(Stored data)
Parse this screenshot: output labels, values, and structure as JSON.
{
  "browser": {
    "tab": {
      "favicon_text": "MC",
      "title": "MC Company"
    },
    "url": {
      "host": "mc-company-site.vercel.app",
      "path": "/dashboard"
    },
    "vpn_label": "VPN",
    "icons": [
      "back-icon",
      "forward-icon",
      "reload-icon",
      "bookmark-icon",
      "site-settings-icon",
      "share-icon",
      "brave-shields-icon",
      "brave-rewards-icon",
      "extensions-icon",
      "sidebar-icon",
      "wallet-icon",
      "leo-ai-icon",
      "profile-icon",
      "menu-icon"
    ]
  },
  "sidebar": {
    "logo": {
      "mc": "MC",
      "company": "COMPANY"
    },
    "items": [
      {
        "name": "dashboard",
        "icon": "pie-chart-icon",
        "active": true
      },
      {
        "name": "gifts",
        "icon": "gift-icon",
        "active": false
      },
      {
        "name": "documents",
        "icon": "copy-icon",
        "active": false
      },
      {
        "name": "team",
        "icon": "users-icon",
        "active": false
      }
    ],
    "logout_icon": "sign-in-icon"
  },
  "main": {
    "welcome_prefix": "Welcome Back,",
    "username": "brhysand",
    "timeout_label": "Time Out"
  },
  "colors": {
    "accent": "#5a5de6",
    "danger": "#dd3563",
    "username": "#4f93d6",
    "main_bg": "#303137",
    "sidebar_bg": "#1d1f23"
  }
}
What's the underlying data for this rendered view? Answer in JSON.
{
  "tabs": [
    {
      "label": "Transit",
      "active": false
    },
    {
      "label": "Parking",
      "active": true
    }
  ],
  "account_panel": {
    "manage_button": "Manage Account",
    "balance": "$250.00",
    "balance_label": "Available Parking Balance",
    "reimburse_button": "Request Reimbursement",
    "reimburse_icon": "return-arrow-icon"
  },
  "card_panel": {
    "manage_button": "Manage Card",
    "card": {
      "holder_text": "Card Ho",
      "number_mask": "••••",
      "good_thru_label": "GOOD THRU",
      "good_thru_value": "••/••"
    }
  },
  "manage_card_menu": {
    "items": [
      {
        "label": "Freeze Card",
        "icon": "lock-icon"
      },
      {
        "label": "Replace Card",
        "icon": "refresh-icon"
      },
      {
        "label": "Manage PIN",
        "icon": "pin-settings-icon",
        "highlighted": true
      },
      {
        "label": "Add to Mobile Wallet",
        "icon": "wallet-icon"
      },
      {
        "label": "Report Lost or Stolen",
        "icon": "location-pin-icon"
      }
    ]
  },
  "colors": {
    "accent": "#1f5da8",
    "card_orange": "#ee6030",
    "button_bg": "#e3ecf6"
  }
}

What to do:
Indicate how many lines of the material contain the string "site", giving the number and nothing more.

Response to this task:
2